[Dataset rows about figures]
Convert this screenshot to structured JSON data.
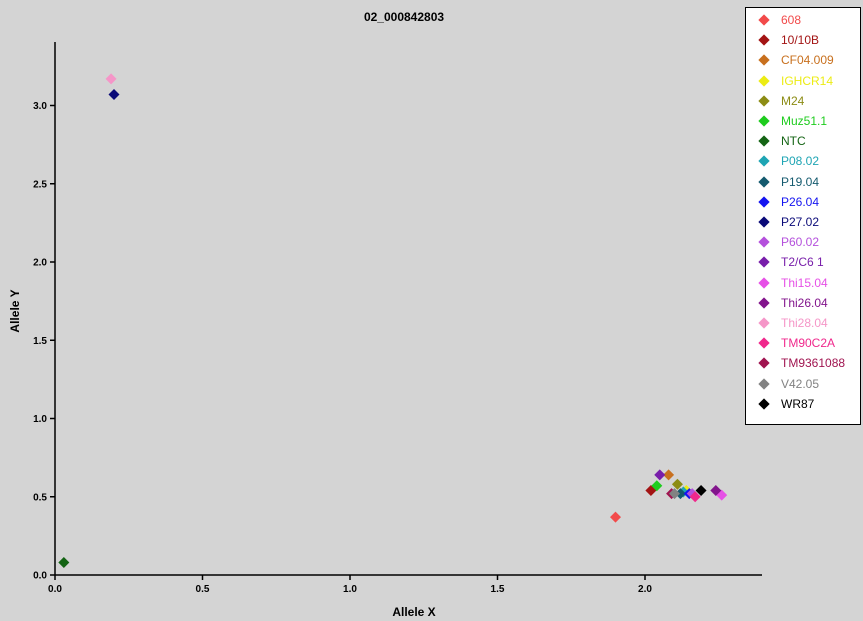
{
  "chart_data": {
    "type": "scatter",
    "title": "02_000842803",
    "xlabel": "Allele X",
    "ylabel": "Allele Y",
    "xlim": [
      0.0,
      2.4
    ],
    "ylim": [
      0.0,
      3.35
    ],
    "xticks": [
      "0.0",
      "0.5",
      "1.0",
      "1.5",
      "2.0"
    ],
    "yticks": [
      "0.0",
      "0.5",
      "1.0",
      "1.5",
      "2.0",
      "2.5",
      "3.0"
    ],
    "legend_position": "top-right",
    "series": [
      {
        "name": "608",
        "color": "#f24a4a",
        "points": [
          [
            1.9,
            0.37
          ]
        ]
      },
      {
        "name": "10/10B",
        "color": "#a31414",
        "points": [
          [
            2.02,
            0.54
          ]
        ]
      },
      {
        "name": "CF04.009",
        "color": "#c8701e",
        "points": [
          [
            2.08,
            0.64
          ]
        ]
      },
      {
        "name": "IGHCR14",
        "color": "#ecec14",
        "points": [
          [
            2.14,
            0.54
          ]
        ]
      },
      {
        "name": "M24",
        "color": "#8c8c14",
        "points": [
          [
            2.11,
            0.58
          ]
        ]
      },
      {
        "name": "Muz51.1",
        "color": "#1ecc1e",
        "points": [
          [
            2.04,
            0.57
          ]
        ]
      },
      {
        "name": "NTC",
        "color": "#146414",
        "points": [
          [
            0.03,
            0.08
          ]
        ]
      },
      {
        "name": "P08.02",
        "color": "#1ea5b4",
        "points": [
          [
            2.13,
            0.53
          ]
        ]
      },
      {
        "name": "P19.04",
        "color": "#145a6e",
        "points": [
          [
            2.12,
            0.52
          ]
        ]
      },
      {
        "name": "P26.04",
        "color": "#1414f0",
        "points": [
          [
            2.15,
            0.52
          ]
        ]
      },
      {
        "name": "P27.02",
        "color": "#0a0a78",
        "points": [
          [
            0.2,
            3.07
          ]
        ]
      },
      {
        "name": "P60.02",
        "color": "#b450dc",
        "points": [
          [
            2.16,
            0.52
          ]
        ]
      },
      {
        "name": "T2/C6 1",
        "color": "#781eaa",
        "points": [
          [
            2.05,
            0.64
          ]
        ]
      },
      {
        "name": "Thi15.04",
        "color": "#e650e6",
        "points": [
          [
            2.26,
            0.51
          ]
        ]
      },
      {
        "name": "Thi26.04",
        "color": "#82148c",
        "points": [
          [
            2.24,
            0.54
          ]
        ]
      },
      {
        "name": "Thi28.04",
        "color": "#f596c8",
        "points": [
          [
            0.19,
            3.17
          ]
        ]
      },
      {
        "name": "TM90C2A",
        "color": "#f0288c",
        "points": [
          [
            2.17,
            0.5
          ]
        ]
      },
      {
        "name": "TM9361088",
        "color": "#a01450",
        "points": [
          [
            2.09,
            0.52
          ]
        ]
      },
      {
        "name": "V42.05",
        "color": "#828282",
        "points": [
          [
            2.1,
            0.52
          ]
        ]
      },
      {
        "name": "WR87",
        "color": "#000000",
        "points": [
          [
            2.19,
            0.54
          ]
        ]
      }
    ]
  }
}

WORK INSTRUCTIONS
Write out again every line above exactly as given; the pictures do not belong in the copy.

WRITTEN ANSWER
Convert this screenshot to structured JSON data.
{
  "chart_data": {
    "type": "scatter",
    "title": "02_000842803",
    "xlabel": "Allele X",
    "ylabel": "Allele Y",
    "xlim": [
      0.0,
      2.4
    ],
    "ylim": [
      0.0,
      3.35
    ],
    "xticks": [
      "0.0",
      "0.5",
      "1.0",
      "1.5",
      "2.0"
    ],
    "yticks": [
      "0.0",
      "0.5",
      "1.0",
      "1.5",
      "2.0",
      "2.5",
      "3.0"
    ],
    "legend_position": "top-right",
    "series": [
      {
        "name": "608",
        "color": "#f24a4a",
        "points": [
          [
            1.9,
            0.37
          ]
        ]
      },
      {
        "name": "10/10B",
        "color": "#a31414",
        "points": [
          [
            2.02,
            0.54
          ]
        ]
      },
      {
        "name": "CF04.009",
        "color": "#c8701e",
        "points": [
          [
            2.08,
            0.64
          ]
        ]
      },
      {
        "name": "IGHCR14",
        "color": "#ecec14",
        "points": [
          [
            2.14,
            0.54
          ]
        ]
      },
      {
        "name": "M24",
        "color": "#8c8c14",
        "points": [
          [
            2.11,
            0.58
          ]
        ]
      },
      {
        "name": "Muz51.1",
        "color": "#1ecc1e",
        "points": [
          [
            2.04,
            0.57
          ]
        ]
      },
      {
        "name": "NTC",
        "color": "#146414",
        "points": [
          [
            0.03,
            0.08
          ]
        ]
      },
      {
        "name": "P08.02",
        "color": "#1ea5b4",
        "points": [
          [
            2.13,
            0.53
          ]
        ]
      },
      {
        "name": "P19.04",
        "color": "#145a6e",
        "points": [
          [
            2.12,
            0.52
          ]
        ]
      },
      {
        "name": "P26.04",
        "color": "#1414f0",
        "points": [
          [
            2.15,
            0.52
          ]
        ]
      },
      {
        "name": "P27.02",
        "color": "#0a0a78",
        "points": [
          [
            0.2,
            3.07
          ]
        ]
      },
      {
        "name": "P60.02",
        "color": "#b450dc",
        "points": [
          [
            2.16,
            0.52
          ]
        ]
      },
      {
        "name": "T2/C6 1",
        "color": "#781eaa",
        "points": [
          [
            2.05,
            0.64
          ]
        ]
      },
      {
        "name": "Thi15.04",
        "color": "#e650e6",
        "points": [
          [
            2.26,
            0.51
          ]
        ]
      },
      {
        "name": "Thi26.04",
        "color": "#82148c",
        "points": [
          [
            2.24,
            0.54
          ]
        ]
      },
      {
        "name": "Thi28.04",
        "color": "#f596c8",
        "points": [
          [
            0.19,
            3.17
          ]
        ]
      },
      {
        "name": "TM90C2A",
        "color": "#f0288c",
        "points": [
          [
            2.17,
            0.5
          ]
        ]
      },
      {
        "name": "TM9361088",
        "color": "#a01450",
        "points": [
          [
            2.09,
            0.52
          ]
        ]
      },
      {
        "name": "V42.05",
        "color": "#828282",
        "points": [
          [
            2.1,
            0.52
          ]
        ]
      },
      {
        "name": "WR87",
        "color": "#000000",
        "points": [
          [
            2.19,
            0.54
          ]
        ]
      }
    ]
  }
}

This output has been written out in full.